▶ Records supplied:
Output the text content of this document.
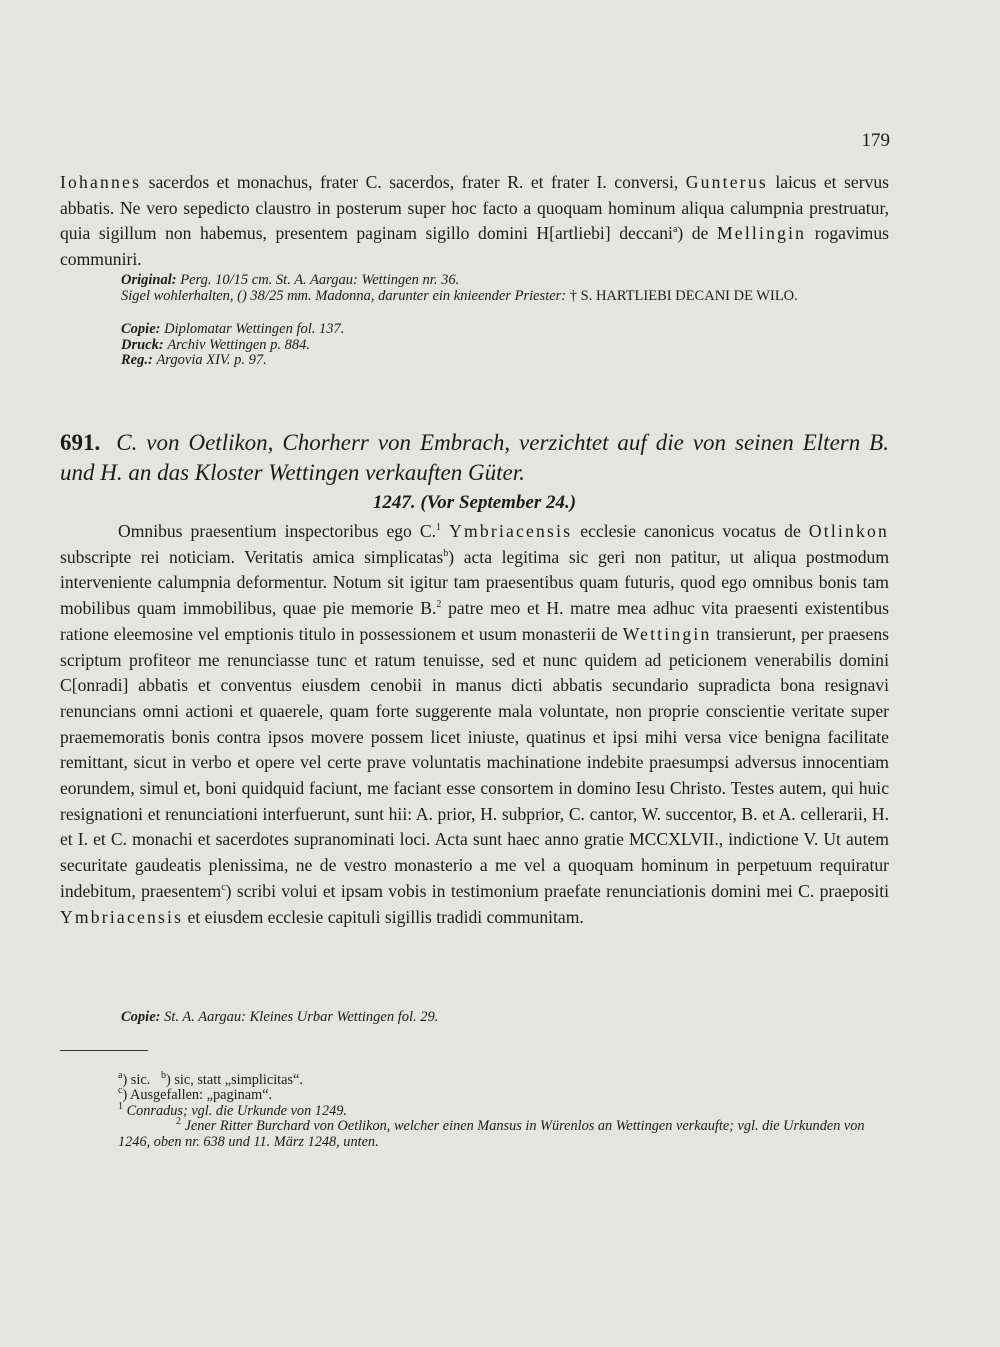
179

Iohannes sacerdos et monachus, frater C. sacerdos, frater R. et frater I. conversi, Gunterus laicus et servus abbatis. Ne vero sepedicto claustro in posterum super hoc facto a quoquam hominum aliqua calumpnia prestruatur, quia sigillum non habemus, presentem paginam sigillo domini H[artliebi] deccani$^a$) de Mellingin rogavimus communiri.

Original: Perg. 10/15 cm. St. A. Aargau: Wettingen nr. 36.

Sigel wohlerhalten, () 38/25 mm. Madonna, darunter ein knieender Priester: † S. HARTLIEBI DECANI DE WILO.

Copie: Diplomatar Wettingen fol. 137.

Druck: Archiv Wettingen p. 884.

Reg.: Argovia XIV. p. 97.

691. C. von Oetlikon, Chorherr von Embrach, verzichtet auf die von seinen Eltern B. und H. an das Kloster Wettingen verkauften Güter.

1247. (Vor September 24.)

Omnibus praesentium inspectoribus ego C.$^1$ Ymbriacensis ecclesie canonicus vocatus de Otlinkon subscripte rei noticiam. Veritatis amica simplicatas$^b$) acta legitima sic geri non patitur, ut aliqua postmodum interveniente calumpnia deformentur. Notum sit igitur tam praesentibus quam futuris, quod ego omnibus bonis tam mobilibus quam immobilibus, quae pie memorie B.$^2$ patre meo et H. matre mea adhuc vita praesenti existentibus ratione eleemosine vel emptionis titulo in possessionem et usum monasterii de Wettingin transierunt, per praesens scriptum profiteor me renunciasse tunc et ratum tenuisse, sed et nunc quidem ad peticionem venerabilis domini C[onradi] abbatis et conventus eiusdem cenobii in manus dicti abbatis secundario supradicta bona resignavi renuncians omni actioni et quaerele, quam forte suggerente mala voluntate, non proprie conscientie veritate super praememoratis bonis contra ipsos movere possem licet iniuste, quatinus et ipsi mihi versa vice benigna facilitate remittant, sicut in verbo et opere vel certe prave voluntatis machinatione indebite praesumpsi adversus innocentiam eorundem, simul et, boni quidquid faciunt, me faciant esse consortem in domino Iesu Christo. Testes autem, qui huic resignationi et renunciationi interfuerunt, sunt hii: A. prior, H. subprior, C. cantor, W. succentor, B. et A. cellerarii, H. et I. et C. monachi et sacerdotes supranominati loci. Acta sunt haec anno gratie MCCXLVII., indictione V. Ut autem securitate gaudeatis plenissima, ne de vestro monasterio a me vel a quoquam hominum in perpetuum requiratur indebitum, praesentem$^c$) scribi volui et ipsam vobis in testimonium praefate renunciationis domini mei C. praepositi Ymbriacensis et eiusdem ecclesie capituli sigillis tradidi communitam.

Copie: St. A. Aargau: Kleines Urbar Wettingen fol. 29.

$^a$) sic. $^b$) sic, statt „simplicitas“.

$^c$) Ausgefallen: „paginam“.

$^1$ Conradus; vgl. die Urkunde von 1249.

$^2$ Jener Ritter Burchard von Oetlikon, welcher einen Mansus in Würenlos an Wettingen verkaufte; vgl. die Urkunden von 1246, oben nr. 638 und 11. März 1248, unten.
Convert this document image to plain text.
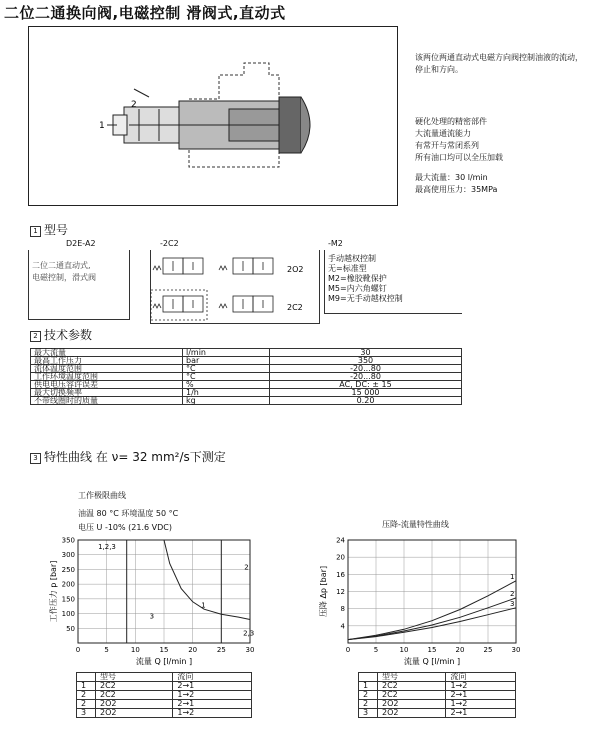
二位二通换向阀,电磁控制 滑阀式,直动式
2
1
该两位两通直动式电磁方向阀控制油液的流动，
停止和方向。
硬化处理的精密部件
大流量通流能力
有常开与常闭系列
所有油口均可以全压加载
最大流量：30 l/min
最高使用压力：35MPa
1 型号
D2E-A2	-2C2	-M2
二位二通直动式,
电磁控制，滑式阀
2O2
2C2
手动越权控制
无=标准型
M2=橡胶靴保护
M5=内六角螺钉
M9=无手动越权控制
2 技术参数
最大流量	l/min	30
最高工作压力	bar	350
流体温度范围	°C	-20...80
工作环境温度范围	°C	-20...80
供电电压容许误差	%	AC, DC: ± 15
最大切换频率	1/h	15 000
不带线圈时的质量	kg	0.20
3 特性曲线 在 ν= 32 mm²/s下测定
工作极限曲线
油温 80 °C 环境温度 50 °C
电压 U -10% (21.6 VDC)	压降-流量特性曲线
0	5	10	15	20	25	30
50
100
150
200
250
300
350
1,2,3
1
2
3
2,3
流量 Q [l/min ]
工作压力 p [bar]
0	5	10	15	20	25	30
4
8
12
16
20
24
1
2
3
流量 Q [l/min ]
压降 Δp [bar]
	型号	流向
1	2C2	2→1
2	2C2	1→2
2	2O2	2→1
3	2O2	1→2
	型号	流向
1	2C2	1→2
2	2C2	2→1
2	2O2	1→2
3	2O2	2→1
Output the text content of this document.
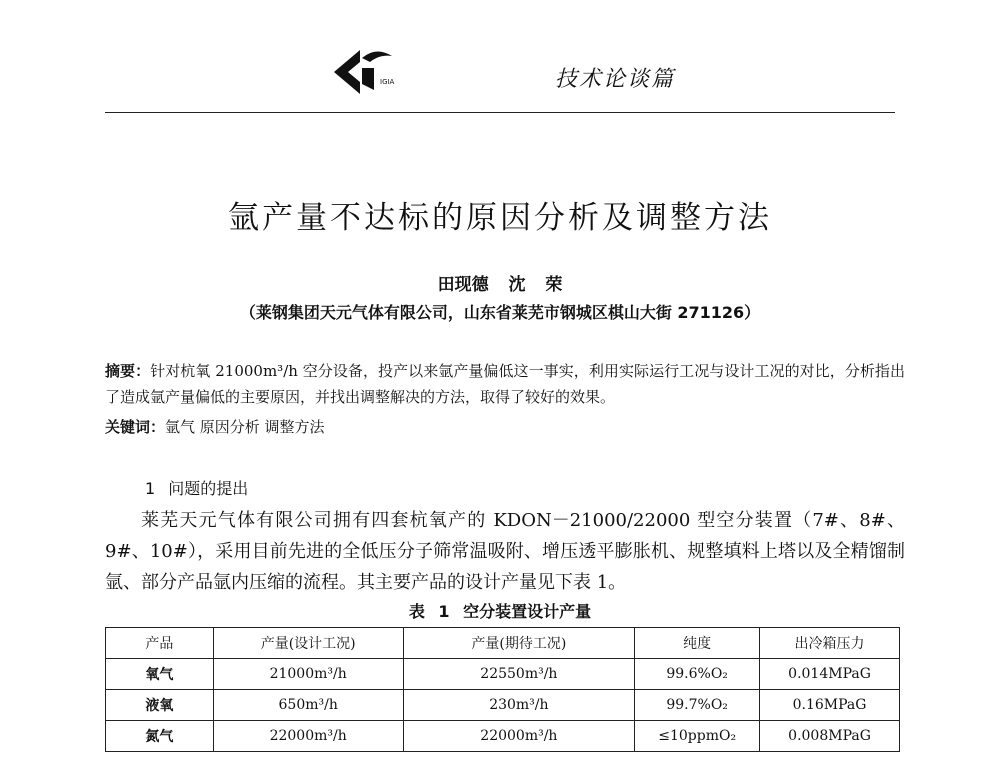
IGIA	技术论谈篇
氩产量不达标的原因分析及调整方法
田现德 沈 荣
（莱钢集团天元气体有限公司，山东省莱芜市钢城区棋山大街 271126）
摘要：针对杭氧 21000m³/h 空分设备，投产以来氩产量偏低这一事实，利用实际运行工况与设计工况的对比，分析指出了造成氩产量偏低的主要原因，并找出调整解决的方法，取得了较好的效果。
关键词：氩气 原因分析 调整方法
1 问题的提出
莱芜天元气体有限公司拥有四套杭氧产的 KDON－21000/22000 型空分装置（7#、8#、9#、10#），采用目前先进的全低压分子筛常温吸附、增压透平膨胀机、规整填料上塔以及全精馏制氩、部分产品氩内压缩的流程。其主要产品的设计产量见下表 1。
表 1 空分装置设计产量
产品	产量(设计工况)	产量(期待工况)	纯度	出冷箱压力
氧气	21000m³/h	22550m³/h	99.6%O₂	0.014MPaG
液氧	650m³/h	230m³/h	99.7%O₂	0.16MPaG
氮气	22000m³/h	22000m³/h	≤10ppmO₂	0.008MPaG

▶ Exercise goal:
List every line above containing the word "Copie".

▶ Response to the task:
Copie: Diplomatar Wettingen fol. 137.
Copie: St. A. Aargau: Kleines Urbar Wettingen fol. 29.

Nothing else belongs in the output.